## TASK REQUIREMENTS
Each line below that contains "кузова" counts once; report the total and nothing more.

## MATERIAL SUPPLIED
=======

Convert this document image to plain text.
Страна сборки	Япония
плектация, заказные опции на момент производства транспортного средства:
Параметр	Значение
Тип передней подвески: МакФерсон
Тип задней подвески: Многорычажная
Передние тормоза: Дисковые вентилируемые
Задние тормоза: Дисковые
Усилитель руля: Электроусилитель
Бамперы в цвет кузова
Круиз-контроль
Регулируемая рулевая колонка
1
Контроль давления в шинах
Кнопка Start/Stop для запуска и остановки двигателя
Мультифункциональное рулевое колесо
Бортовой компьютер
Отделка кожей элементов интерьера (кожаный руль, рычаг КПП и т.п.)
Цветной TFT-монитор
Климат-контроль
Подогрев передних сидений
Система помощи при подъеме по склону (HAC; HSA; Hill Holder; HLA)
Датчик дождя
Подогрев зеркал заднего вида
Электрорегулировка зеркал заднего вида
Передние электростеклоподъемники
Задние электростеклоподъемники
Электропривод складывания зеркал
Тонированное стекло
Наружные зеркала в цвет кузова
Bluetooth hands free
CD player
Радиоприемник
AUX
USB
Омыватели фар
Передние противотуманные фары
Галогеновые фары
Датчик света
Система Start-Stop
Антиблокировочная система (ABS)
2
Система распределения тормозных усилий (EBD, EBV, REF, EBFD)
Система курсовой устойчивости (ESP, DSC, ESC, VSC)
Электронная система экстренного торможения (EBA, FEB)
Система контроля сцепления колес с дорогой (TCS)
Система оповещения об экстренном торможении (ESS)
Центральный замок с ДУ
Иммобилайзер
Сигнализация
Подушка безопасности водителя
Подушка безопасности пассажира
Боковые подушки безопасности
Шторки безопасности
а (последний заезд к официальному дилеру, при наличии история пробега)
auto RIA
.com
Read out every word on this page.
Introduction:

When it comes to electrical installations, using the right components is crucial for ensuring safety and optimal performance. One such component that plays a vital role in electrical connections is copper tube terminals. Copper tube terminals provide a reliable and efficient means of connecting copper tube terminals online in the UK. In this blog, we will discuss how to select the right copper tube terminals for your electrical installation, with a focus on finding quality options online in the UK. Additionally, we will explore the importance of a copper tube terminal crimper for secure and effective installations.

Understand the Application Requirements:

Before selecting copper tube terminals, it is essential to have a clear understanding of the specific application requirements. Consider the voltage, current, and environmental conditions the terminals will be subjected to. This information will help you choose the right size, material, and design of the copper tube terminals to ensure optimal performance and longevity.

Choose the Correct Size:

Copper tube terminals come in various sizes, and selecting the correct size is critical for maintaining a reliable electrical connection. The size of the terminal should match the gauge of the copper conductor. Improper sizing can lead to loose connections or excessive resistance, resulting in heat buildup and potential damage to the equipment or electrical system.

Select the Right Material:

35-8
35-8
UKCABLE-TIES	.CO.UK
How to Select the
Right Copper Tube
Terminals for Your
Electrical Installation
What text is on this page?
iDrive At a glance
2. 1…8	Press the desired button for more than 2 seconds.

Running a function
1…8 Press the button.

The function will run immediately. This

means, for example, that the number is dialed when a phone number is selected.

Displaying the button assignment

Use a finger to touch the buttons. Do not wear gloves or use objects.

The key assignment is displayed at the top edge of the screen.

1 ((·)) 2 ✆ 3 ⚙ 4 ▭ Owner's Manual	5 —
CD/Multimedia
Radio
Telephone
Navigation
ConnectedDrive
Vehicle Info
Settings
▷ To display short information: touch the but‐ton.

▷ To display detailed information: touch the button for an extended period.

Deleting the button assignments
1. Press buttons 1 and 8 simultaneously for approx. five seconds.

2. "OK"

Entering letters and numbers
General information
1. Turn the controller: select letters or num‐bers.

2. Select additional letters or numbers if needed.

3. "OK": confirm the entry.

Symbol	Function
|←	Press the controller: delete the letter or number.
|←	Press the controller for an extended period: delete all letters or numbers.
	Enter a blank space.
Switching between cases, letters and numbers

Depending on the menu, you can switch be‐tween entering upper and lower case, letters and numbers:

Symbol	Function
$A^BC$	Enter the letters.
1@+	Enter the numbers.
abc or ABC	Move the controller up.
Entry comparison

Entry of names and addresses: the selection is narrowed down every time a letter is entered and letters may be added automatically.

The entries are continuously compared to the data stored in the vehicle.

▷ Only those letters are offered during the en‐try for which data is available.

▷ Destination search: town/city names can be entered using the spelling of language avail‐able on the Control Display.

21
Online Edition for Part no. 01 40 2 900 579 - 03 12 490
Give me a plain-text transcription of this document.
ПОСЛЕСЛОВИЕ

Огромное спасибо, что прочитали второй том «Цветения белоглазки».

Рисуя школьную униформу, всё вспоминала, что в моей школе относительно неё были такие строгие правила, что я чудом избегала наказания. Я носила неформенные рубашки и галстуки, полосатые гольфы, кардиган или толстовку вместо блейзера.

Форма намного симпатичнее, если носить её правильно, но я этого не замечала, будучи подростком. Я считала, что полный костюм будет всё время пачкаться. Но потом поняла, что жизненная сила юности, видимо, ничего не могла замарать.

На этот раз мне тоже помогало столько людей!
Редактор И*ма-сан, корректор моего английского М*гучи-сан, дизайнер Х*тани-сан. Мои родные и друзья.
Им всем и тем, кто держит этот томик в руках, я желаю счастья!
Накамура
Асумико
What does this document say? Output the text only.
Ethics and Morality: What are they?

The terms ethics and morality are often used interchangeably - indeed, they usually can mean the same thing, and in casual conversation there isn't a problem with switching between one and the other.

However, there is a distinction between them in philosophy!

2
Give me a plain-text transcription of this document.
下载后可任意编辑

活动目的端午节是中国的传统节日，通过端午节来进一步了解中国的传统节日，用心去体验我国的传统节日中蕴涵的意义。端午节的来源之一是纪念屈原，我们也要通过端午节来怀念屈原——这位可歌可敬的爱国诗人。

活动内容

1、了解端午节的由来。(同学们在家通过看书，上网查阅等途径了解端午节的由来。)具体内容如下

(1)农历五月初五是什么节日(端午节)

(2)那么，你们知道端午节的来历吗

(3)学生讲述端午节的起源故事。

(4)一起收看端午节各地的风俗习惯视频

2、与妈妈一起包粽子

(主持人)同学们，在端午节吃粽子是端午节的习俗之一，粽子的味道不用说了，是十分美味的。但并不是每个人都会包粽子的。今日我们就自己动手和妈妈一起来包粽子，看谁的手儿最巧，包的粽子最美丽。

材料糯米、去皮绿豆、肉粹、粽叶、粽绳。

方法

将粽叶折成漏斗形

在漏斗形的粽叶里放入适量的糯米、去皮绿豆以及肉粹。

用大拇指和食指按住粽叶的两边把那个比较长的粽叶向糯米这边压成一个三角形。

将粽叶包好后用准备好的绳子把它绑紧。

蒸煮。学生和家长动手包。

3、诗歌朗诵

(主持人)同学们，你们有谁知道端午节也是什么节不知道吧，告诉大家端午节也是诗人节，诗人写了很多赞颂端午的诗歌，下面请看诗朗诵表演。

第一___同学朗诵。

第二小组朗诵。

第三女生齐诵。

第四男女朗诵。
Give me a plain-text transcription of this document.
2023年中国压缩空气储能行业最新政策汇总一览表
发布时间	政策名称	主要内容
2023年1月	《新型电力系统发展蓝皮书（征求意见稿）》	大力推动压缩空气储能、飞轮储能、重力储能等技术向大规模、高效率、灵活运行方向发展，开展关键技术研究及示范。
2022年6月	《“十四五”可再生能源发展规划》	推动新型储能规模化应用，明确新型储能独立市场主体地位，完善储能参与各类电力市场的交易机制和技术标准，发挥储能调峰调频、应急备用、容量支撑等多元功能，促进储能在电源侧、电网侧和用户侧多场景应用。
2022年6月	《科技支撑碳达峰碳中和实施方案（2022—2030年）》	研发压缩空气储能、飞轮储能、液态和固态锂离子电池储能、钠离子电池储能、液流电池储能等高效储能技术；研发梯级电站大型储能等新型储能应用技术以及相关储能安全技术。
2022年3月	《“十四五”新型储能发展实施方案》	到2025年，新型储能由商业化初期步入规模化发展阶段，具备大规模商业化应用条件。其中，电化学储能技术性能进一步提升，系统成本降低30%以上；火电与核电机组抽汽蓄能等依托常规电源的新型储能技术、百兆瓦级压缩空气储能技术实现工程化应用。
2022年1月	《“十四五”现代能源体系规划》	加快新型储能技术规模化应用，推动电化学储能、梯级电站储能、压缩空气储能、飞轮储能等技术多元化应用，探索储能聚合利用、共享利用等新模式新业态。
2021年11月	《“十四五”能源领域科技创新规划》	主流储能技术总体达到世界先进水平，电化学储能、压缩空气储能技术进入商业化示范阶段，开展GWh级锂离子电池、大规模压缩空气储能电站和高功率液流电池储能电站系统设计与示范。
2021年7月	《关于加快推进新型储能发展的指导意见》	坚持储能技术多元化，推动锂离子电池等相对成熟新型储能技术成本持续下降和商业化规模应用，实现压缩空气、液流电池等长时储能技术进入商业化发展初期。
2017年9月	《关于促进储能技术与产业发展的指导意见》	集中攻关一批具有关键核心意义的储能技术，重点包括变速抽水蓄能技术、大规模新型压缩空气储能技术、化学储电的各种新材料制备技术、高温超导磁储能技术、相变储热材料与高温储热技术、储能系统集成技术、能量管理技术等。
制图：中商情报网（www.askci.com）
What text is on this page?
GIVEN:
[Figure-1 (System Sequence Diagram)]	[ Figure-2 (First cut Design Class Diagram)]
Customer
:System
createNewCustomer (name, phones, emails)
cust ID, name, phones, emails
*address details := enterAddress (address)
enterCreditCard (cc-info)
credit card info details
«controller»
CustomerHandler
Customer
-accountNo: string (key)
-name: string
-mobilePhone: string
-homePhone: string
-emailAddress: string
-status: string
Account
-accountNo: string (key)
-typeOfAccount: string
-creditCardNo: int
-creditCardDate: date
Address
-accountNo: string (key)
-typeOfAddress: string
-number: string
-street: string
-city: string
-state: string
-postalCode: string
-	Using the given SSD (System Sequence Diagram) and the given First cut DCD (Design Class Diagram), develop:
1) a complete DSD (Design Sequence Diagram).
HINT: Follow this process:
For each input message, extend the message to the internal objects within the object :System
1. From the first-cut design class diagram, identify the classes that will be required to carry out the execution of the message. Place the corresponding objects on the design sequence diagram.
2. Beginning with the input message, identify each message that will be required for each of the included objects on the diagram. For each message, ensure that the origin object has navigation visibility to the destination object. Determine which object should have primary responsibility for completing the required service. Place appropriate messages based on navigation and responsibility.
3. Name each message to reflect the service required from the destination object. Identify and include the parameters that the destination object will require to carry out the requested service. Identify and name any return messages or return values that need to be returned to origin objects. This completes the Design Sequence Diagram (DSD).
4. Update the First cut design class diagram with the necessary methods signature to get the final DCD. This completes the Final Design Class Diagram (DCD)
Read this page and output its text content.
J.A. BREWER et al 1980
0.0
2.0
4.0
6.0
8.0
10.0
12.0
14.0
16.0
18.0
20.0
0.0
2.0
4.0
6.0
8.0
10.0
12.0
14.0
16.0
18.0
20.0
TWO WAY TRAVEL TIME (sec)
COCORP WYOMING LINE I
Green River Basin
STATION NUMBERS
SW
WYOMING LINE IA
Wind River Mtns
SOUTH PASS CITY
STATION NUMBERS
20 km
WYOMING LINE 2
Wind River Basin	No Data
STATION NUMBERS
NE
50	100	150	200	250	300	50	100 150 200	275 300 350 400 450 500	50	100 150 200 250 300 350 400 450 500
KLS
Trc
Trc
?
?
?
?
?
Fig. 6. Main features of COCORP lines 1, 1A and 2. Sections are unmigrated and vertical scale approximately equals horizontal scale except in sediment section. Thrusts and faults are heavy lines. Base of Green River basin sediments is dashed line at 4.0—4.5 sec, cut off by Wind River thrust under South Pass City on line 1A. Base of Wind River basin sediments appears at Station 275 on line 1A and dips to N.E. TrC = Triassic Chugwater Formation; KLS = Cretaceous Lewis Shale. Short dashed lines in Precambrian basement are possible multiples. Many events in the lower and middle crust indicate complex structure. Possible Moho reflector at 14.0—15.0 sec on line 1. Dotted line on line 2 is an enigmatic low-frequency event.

=======

## ANSWER FOR THE TASK
2